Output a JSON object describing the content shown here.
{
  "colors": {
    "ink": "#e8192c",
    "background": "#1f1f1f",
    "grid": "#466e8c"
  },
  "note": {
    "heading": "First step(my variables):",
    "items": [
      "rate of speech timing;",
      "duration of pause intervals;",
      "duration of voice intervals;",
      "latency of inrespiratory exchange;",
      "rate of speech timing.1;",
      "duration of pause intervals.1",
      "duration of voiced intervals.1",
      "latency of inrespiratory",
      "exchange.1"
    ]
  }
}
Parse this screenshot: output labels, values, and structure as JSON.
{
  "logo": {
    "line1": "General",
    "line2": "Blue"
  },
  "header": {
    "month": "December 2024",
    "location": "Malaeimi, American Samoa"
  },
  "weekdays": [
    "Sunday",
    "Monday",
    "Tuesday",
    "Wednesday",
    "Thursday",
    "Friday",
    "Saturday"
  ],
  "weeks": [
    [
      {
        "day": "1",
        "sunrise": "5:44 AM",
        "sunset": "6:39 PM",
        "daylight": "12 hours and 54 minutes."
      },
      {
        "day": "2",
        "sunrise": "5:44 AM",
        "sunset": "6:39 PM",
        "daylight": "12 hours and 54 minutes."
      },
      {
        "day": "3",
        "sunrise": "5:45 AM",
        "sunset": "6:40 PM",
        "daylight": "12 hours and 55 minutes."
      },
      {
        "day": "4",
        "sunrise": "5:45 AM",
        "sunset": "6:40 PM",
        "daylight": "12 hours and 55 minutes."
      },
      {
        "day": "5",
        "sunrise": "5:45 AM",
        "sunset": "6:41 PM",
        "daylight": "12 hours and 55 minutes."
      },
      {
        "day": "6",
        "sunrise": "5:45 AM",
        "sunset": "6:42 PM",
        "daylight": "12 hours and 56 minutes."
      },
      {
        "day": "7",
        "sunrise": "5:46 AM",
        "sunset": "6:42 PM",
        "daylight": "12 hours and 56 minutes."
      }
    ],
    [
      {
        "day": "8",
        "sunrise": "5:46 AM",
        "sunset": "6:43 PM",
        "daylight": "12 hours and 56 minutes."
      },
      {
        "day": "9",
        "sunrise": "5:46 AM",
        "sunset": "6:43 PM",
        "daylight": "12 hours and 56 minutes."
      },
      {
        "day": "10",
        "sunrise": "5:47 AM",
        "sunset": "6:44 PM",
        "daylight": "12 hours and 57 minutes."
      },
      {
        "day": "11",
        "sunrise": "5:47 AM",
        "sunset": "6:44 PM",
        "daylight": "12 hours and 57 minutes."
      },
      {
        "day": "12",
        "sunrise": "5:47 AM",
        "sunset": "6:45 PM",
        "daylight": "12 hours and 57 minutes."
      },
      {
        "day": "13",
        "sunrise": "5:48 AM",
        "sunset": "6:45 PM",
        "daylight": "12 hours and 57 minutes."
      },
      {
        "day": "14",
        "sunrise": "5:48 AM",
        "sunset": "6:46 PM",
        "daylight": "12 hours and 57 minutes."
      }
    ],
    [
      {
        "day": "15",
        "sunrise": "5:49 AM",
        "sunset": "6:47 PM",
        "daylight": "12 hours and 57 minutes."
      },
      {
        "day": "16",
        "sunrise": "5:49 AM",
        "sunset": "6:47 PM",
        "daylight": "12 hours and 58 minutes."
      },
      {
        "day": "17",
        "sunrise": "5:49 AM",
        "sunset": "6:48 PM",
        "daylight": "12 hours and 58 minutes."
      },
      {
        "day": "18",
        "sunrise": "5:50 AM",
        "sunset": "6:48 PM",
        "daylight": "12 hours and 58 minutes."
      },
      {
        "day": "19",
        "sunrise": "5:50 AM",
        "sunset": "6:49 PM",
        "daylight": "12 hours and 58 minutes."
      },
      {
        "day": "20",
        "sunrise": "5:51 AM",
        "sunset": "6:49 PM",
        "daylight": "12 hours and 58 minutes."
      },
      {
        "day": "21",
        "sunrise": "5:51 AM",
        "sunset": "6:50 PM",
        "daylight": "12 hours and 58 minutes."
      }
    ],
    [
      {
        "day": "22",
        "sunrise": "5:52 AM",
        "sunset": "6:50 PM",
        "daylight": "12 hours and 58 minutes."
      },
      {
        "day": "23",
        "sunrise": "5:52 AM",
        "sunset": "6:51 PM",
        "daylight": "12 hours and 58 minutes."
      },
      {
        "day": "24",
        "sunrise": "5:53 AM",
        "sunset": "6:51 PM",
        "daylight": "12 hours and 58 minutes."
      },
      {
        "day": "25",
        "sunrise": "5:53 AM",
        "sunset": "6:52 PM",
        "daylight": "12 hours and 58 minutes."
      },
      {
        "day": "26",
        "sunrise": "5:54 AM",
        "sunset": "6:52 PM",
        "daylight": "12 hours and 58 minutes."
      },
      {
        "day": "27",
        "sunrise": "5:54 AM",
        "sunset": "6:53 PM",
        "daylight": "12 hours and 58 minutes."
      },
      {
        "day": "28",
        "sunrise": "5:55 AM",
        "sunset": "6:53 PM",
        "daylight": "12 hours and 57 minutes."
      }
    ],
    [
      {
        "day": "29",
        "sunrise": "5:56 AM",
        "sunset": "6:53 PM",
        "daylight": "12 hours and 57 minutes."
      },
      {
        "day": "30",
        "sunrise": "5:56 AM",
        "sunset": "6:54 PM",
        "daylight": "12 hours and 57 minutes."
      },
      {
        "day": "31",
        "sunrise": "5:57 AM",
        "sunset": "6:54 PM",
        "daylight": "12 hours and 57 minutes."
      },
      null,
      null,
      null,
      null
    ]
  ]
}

+===+

### Description of the task:
Copy all the records above exactly, missing none.

### Correct answer:
Output a JSON object describing the content shown here.
{
  "colors": {
    "ink": "#e8192c",
    "background": "#1f1f1f",
    "grid": "#466e8c"
  },
  "note": {
    "heading": "First step(my variables):",
    "items": [
      "rate of speech timing;",
      "duration of pause intervals;",
      "duration of voice intervals;",
      "latency of inrespiratory exchange;",
      "rate of speech timing.1;",
      "duration of pause intervals.1",
      "duration of voiced intervals.1",
      "latency of inrespiratory",
      "exchange.1"
    ]
  }
}
Parse this screenshot: output labels, values, and structure as JSON.
{
  "logo": {
    "line1": "General",
    "line2": "Blue"
  },
  "header": {
    "month": "December 2024",
    "location": "Malaeimi, American Samoa"
  },
  "weekdays": [
    "Sunday",
    "Monday",
    "Tuesday",
    "Wednesday",
    "Thursday",
    "Friday",
    "Saturday"
  ],
  "weeks": [
    [
      {
        "day": "1",
        "sunrise": "5:44 AM",
        "sunset": "6:39 PM",
        "daylight": "12 hours and 54 minutes."
      },
      {
        "day": "2",
        "sunrise": "5:44 AM",
        "sunset": "6:39 PM",
        "daylight": "12 hours and 54 minutes."
      },
      {
        "day": "3",
        "sunrise": "5:45 AM",
        "sunset": "6:40 PM",
        "daylight": "12 hours and 55 minutes."
      },
      {
        "day": "4",
        "sunrise": "5:45 AM",
        "sunset": "6:40 PM",
        "daylight": "12 hours and 55 minutes."
      },
      {
        "day": "5",
        "sunrise": "5:45 AM",
        "sunset": "6:41 PM",
        "daylight": "12 hours and 55 minutes."
      },
      {
        "day": "6",
        "sunrise": "5:45 AM",
        "sunset": "6:42 PM",
        "daylight": "12 hours and 56 minutes."
      },
      {
        "day": "7",
        "sunrise": "5:46 AM",
        "sunset": "6:42 PM",
        "daylight": "12 hours and 56 minutes."
      }
    ],
    [
      {
        "day": "8",
        "sunrise": "5:46 AM",
        "sunset": "6:43 PM",
        "daylight": "12 hours and 56 minutes."
      },
      {
        "day": "9",
        "sunrise": "5:46 AM",
        "sunset": "6:43 PM",
        "daylight": "12 hours and 56 minutes."
      },
      {
        "day": "10",
        "sunrise": "5:47 AM",
        "sunset": "6:44 PM",
        "daylight": "12 hours and 57 minutes."
      },
      {
        "day": "11",
        "sunrise": "5:47 AM",
        "sunset": "6:44 PM",
        "daylight": "12 hours and 57 minutes."
      },
      {
        "day": "12",
        "sunrise": "5:47 AM",
        "sunset": "6:45 PM",
        "daylight": "12 hours and 57 minutes."
      },
      {
        "day": "13",
        "sunrise": "5:48 AM",
        "sunset": "6:45 PM",
        "daylight": "12 hours and 57 minutes."
      },
      {
        "day": "14",
        "sunrise": "5:48 AM",
        "sunset": "6:46 PM",
        "daylight": "12 hours and 57 minutes."
      }
    ],
    [
      {
        "day": "15",
        "sunrise": "5:49 AM",
        "sunset": "6:47 PM",
        "daylight": "12 hours and 57 minutes."
      },
      {
        "day": "16",
        "sunrise": "5:49 AM",
        "sunset": "6:47 PM",
        "daylight": "12 hours and 58 minutes."
      },
      {
        "day": "17",
        "sunrise": "5:49 AM",
        "sunset": "6:48 PM",
        "daylight": "12 hours and 58 minutes."
      },
      {
        "day": "18",
        "sunrise": "5:50 AM",
        "sunset": "6:48 PM",
        "daylight": "12 hours and 58 minutes."
      },
      {
        "day": "19",
        "sunrise": "5:50 AM",
        "sunset": "6:49 PM",
        "daylight": "12 hours and 58 minutes."
      },
      {
        "day": "20",
        "sunrise": "5:51 AM",
        "sunset": "6:49 PM",
        "daylight": "12 hours and 58 minutes."
      },
      {
        "day": "21",
        "sunrise": "5:51 AM",
        "sunset": "6:50 PM",
        "daylight": "12 hours and 58 minutes."
      }
    ],
    [
      {
        "day": "22",
        "sunrise": "5:52 AM",
        "sunset": "6:50 PM",
        "daylight": "12 hours and 58 minutes."
      },
      {
        "day": "23",
        "sunrise": "5:52 AM",
        "sunset": "6:51 PM",
        "daylight": "12 hours and 58 minutes."
      },
      {
        "day": "24",
        "sunrise": "5:53 AM",
        "sunset": "6:51 PM",
        "daylight": "12 hours and 58 minutes."
      },
      {
        "day": "25",
        "sunrise": "5:53 AM",
        "sunset": "6:52 PM",
        "daylight": "12 hours and 58 minutes."
      },
      {
        "day": "26",
        "sunrise": "5:54 AM",
        "sunset": "6:52 PM",
        "daylight": "12 hours and 58 minutes."
      },
      {
        "day": "27",
        "sunrise": "5:54 AM",
        "sunset": "6:53 PM",
        "daylight": "12 hours and 58 minutes."
      },
      {
        "day": "28",
        "sunrise": "5:55 AM",
        "sunset": "6:53 PM",
        "daylight": "12 hours and 57 minutes."
      }
    ],
    [
      {
        "day": "29",
        "sunrise": "5:56 AM",
        "sunset": "6:53 PM",
        "daylight": "12 hours and 57 minutes."
      },
      {
        "day": "30",
        "sunrise": "5:56 AM",
        "sunset": "6:54 PM",
        "daylight": "12 hours and 57 minutes."
      },
      {
        "day": "31",
        "sunrise": "5:57 AM",
        "sunset": "6:54 PM",
        "daylight": "12 hours and 57 minutes."
      },
      null,
      null,
      null,
      null
    ]
  ]
}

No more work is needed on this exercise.